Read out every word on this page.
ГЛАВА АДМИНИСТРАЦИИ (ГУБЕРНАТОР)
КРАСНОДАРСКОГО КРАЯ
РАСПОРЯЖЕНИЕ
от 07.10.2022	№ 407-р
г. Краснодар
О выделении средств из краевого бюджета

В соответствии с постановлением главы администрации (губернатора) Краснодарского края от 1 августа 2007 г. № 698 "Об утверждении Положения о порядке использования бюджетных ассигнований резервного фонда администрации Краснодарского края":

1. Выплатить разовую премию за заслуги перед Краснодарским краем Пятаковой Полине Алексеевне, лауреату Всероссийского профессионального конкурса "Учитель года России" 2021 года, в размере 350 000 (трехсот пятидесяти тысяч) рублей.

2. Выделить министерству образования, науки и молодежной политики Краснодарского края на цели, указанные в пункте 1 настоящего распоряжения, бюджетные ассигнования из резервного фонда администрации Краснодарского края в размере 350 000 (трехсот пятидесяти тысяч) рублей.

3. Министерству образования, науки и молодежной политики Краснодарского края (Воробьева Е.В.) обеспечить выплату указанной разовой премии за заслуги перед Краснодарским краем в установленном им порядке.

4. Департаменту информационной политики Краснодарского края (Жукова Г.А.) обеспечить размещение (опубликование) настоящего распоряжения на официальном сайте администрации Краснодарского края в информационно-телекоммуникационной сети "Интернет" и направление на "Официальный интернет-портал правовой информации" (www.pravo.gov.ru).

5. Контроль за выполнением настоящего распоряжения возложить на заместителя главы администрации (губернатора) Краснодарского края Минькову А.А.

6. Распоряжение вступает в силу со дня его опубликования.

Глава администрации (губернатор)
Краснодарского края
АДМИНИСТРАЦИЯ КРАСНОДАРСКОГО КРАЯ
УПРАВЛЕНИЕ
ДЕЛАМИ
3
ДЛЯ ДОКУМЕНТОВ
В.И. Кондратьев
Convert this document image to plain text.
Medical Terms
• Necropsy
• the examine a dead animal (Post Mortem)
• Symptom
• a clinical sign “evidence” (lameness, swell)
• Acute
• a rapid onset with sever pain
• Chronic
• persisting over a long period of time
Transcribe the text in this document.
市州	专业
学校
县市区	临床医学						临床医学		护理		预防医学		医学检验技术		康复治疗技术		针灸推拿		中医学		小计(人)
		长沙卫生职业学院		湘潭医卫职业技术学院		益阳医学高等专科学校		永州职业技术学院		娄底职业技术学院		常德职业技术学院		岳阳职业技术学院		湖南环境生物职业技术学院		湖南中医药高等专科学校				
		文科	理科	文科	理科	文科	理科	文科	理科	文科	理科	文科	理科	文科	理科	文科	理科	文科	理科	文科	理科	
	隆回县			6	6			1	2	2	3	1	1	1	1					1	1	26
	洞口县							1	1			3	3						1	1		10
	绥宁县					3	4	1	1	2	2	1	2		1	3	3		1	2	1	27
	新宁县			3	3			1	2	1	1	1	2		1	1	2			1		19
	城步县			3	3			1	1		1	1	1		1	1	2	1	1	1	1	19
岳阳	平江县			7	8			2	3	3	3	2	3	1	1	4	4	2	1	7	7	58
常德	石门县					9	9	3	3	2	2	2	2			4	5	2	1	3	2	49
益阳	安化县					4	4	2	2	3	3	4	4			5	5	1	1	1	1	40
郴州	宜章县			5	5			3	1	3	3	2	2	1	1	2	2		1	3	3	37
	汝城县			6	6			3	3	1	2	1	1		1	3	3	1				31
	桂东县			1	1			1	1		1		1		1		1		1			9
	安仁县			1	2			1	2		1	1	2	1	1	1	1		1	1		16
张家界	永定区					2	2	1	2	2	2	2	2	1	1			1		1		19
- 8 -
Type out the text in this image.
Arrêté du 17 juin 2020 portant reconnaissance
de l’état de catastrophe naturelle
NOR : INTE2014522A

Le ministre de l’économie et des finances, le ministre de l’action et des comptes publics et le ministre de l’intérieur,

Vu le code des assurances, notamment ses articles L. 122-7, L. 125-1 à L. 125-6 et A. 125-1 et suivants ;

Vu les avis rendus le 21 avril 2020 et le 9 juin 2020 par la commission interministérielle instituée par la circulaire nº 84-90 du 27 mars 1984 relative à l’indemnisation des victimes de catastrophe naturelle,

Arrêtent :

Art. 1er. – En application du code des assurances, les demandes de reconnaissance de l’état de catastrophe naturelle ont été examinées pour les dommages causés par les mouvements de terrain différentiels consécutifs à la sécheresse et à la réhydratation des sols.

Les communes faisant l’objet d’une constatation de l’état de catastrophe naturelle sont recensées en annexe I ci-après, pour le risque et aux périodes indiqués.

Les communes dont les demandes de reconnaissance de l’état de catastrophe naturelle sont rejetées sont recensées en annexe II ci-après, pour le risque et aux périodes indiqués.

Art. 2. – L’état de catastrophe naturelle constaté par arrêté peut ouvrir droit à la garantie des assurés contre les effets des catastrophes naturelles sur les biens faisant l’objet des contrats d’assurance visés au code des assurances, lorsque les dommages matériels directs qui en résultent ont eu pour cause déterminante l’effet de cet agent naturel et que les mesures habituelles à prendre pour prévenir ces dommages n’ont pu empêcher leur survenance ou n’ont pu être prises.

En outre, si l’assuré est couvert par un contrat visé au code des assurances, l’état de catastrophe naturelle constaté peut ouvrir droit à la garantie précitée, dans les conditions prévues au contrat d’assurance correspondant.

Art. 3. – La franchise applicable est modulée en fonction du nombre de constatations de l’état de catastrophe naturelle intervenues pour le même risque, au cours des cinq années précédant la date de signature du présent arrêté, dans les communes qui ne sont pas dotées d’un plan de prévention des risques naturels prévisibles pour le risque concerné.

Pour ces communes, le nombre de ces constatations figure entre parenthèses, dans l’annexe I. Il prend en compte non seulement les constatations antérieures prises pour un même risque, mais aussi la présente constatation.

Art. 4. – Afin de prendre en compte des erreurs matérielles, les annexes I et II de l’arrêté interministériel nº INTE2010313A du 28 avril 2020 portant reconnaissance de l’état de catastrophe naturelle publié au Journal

....

PROMPT: Look through the data above. Each line containing the word "recensées" needs to be copied.

ANSWER TO THE EXERCISE:
Les communes faisant l’objet d’une constatation de l’état de catastrophe naturelle sont recensées en annexe I ci-après, pour le risque et aux périodes indiqués.
Les communes dont les demandes de reconnaissance de l’état de catastrophe naturelle sont rejetées sont recensées en annexe II ci-après, pour le risque et aux périodes indiqués.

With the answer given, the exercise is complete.